Belge Metni ->
^^^^^^^^

Logo

6. Hukuk Dairesi2022/4578 E. 2022/5371 K.

Yapay Zeka Özeti

Uyuşmazlık: Davacı, davadan feragat etmesine rağmen davalı lehine vekalet ücretine hükmedilmesi üzerine kararı temyiz etmiştir.

Gerekçe ve Sonuç: Davanın, dava dilekçesi ve tensip zaptının davalıya tebliğinden sonra davacı tarafından feragat edilmiş olması ve davalının feragat tarihinden önce dosyaya vekaletname veya cevap dilekçesi sunmamış olması gözetilerek, davalı lehine vekalet ücretine hükmedilmesinin hatalı olduğu ve kararın bozulması gerektiğine karar verilmiştir.

Karar Metni

"İçtihat Metni"

MAHKEMESİ :Asliye Hukuk Mahkemesi

Taraflar arasındaki tapu iptali ve tescil davasının yapılan yargılaması sonunda ilamda yazılı nedenlerden dolayı davanın reddine yönelik verilen hüküm süresi içinde davacı vekilince temyiz edilmesi üzerine dosya incelendi, gereği konuşulup düşünüldü.

- K A R A R -

Dava, kat karşılığı inşaat sözleşmesinden kaynaklanan tapu iptal ve tescil davasıdır.

Dava davacı tarafından 25/09/2014 tarihinde açılmış olup, mahkemece 29/09/2014 tarihinde tensip zaptı düzenlenmiştir. Dava dilekçesi ve tensip zaptı davalı tarafa 02/10/2014 tarihinde tebliğe çıkarılmış, 02/10/2014 tarihinde davacı vekili tarafından davadan feragat dilekçesi verilmiştir. Mahkemece feragat dilekçesi göz önüne alınarak celse açılmış ve 02/10/2014 tarihli celsede davanın feragat nedeniyle reddine karar verilmiştir. Davalı vekilinin cevap dilekçesi ise feragat tarihinden sonra 14/10/2014 tarihinde hakim havalesiyle dosyaya girmiştir.

^^^^^^^^

Satırlar ->
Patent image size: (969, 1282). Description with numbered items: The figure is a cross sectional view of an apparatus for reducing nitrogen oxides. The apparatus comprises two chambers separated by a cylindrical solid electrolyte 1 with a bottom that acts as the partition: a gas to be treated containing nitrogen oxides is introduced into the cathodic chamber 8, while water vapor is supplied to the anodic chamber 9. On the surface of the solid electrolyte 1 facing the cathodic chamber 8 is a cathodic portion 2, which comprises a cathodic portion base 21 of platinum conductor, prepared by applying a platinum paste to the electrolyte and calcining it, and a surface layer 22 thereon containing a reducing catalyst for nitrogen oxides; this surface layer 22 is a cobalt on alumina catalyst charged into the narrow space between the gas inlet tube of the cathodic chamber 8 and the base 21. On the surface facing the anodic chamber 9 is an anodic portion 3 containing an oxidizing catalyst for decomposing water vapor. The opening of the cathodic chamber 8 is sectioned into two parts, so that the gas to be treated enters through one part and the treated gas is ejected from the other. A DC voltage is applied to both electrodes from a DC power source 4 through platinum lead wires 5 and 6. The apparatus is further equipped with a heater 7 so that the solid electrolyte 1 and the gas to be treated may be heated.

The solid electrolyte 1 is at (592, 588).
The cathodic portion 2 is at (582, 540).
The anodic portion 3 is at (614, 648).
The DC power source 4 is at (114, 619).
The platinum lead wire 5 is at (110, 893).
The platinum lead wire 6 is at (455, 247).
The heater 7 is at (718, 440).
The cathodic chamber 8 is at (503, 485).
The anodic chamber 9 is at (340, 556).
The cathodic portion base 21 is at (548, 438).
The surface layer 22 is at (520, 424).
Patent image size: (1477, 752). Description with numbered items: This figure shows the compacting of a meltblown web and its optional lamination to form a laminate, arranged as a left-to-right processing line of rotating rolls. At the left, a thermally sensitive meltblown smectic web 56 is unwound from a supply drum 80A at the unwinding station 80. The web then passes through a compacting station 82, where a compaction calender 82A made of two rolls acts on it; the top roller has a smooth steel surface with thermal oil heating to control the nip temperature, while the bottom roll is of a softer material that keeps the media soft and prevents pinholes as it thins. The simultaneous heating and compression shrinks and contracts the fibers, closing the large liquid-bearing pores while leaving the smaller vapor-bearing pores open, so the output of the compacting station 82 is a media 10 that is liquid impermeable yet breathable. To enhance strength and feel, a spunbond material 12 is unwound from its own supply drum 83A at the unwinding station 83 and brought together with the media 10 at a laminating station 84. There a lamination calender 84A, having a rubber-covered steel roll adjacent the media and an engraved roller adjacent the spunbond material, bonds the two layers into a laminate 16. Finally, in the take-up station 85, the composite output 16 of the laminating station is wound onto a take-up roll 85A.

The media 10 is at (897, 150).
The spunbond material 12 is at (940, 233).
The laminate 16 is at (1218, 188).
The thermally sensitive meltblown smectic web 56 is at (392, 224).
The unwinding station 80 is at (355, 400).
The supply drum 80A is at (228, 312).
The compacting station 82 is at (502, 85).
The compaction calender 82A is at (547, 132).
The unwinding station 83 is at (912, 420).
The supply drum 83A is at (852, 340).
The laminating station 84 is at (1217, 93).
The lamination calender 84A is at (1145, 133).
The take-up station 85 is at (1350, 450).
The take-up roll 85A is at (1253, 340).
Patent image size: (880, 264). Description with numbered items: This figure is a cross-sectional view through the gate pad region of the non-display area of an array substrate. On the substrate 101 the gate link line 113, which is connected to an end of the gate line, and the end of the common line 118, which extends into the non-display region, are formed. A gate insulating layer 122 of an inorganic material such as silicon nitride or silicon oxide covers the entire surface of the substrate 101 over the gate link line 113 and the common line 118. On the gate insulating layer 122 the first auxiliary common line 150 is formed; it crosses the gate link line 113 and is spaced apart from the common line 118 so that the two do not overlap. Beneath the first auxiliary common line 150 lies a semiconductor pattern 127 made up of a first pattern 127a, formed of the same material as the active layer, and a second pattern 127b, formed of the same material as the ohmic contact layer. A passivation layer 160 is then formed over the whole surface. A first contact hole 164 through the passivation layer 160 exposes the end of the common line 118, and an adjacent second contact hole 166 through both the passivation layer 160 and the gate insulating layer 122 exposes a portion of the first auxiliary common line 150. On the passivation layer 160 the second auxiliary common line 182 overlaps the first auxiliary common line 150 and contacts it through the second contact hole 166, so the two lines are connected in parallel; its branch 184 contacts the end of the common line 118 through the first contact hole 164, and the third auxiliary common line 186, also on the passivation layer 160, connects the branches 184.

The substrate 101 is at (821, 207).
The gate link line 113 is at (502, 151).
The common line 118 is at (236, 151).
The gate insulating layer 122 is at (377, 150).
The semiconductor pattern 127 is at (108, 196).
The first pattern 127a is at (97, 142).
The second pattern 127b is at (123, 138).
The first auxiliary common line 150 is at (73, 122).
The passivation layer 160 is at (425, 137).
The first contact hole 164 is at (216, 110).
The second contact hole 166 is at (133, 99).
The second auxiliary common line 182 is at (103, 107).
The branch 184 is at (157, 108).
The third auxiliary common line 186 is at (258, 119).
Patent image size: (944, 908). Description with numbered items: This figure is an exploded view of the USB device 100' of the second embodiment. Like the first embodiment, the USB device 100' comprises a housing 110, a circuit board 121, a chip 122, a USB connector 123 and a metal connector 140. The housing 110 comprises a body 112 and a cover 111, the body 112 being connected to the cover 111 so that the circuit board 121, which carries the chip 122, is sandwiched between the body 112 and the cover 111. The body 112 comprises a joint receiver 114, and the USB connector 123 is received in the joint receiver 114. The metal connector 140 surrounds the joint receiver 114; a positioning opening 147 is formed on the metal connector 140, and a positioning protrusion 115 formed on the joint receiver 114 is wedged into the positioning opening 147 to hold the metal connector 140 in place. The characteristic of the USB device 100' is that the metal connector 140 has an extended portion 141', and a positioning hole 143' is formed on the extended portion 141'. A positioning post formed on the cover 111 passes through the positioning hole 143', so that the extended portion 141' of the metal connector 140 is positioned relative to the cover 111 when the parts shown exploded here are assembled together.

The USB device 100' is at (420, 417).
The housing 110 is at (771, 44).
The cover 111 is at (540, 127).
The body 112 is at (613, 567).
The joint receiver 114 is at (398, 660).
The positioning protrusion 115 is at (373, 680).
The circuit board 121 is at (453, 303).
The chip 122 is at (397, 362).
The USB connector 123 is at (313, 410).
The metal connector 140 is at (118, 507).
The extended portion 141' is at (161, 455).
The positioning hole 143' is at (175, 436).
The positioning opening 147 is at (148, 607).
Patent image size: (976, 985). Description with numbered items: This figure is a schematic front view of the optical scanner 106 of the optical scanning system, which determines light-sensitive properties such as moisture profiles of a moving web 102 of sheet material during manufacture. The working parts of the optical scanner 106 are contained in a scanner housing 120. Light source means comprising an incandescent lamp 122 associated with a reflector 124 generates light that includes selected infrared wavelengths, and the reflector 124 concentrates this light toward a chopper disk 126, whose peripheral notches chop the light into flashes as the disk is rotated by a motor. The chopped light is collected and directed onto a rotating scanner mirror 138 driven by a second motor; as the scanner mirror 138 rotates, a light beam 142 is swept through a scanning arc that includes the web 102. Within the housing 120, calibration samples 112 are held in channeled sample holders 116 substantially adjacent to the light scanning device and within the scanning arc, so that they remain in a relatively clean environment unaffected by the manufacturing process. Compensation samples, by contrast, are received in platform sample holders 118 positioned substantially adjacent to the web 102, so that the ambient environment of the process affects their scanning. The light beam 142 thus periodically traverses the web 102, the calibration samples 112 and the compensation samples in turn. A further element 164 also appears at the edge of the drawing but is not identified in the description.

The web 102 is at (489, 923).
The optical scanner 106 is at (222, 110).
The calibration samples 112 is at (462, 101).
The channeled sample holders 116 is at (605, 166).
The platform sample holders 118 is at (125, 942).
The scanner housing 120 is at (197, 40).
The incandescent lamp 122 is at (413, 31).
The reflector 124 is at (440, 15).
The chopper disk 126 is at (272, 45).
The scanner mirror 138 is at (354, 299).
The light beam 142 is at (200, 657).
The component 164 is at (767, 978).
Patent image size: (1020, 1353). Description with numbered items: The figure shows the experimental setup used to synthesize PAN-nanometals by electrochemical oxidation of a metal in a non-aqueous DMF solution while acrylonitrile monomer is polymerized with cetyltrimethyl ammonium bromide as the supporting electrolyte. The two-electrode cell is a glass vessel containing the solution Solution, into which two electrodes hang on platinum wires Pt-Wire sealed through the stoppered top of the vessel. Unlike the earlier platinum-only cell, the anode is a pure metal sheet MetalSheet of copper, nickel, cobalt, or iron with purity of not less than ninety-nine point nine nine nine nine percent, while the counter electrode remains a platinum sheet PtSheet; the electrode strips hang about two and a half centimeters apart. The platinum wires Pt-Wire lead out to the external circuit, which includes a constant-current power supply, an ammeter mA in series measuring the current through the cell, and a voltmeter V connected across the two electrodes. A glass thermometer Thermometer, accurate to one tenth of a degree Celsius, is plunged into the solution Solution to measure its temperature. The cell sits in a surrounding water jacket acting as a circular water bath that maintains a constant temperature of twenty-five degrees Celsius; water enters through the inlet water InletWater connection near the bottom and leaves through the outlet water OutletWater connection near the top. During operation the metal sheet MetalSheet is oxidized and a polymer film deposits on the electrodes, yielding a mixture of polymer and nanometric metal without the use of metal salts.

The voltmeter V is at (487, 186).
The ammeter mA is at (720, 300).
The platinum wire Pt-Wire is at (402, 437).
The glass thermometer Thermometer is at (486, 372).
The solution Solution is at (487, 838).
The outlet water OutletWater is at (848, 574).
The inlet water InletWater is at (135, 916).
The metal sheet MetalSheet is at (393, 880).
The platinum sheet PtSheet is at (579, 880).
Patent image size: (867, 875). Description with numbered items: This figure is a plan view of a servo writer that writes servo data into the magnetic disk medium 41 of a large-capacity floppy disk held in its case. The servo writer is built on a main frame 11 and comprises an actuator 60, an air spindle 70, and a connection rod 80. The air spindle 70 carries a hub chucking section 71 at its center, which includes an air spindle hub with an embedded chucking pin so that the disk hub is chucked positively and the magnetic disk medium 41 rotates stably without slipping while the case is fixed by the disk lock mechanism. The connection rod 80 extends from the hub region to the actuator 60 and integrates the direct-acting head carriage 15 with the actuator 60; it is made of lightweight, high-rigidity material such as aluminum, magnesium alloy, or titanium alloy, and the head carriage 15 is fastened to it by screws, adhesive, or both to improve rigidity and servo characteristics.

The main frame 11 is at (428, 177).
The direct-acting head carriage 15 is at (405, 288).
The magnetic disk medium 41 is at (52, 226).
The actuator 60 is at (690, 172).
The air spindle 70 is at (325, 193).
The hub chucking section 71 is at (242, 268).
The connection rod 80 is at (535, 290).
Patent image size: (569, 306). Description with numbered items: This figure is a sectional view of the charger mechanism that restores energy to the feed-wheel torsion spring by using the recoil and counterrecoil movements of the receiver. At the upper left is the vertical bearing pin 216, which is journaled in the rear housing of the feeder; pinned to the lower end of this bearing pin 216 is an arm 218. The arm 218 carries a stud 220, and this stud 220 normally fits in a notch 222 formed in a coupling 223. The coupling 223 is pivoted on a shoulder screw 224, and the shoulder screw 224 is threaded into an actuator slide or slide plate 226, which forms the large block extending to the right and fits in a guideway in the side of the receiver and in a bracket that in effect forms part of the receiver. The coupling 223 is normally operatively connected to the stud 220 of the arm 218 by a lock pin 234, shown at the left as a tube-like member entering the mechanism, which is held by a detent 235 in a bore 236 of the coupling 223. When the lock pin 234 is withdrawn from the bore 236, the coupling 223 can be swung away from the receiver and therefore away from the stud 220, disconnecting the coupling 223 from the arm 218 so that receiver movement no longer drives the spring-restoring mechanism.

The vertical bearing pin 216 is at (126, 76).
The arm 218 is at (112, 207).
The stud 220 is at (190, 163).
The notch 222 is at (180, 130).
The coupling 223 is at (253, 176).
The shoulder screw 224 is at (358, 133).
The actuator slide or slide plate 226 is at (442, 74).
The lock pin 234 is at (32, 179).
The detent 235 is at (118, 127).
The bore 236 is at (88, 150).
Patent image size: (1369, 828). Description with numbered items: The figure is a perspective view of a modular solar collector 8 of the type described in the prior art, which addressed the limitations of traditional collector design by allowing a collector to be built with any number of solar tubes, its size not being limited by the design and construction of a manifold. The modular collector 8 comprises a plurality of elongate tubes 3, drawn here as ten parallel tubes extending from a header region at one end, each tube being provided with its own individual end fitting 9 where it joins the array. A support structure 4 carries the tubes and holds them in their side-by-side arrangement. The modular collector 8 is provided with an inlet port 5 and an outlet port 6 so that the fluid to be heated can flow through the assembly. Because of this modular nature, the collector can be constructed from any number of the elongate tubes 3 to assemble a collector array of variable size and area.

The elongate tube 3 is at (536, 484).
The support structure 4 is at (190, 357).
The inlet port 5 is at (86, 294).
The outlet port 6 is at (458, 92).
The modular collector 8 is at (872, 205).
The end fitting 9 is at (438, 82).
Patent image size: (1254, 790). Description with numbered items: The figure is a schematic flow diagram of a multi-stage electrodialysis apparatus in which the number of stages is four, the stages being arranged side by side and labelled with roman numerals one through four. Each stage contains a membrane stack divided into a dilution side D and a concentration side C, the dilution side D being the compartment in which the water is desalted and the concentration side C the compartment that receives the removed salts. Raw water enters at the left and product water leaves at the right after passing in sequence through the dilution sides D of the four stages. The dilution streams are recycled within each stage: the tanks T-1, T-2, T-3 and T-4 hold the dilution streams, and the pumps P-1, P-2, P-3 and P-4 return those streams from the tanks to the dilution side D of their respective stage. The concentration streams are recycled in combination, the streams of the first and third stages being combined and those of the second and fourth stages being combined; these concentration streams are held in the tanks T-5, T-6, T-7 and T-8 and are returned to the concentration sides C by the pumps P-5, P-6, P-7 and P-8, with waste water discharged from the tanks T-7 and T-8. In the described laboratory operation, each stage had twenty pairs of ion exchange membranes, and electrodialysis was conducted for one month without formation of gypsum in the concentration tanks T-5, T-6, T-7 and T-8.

^^^^^^^^

Yönerge ->
Aşağıdaki ifadelerin belge metniyle uyuşup uyuşmadığını evet ya da hayır ile belirtiniz. Her cevabın yanına belge metninde bu kararı veren sözleri tırnak içinde, değiştirmeden aktarınız.
(a) Dava, kat karşılığı inşaat sözleşmesinden kaynaklanmaktadır.
(b) Tensip zaptı, davanın açıldığı 25/09/2014 tarihinde düzenlenmiştir.
(c) Davalı vekilinin cevap dilekçesi, feragat tarihinden önce dosyaya girmiştir.

Alıştırma Cevabı ->
(a) Evet: "Dava, kat karşılığı inşaat sözleşmesinden kaynaklanan tapu iptal ve tescil davasıdır."
(b) Hayır: "mahkemece 29/09/2014 tarihinde tensip zaptı düzenlenmiştir"
(c) Hayır: "Davalı vekilinin cevap dilekçesi ise feragat tarihinden sonra 14/10/2014 tarihinde hakim havalesiyle dosyaya girmiştir."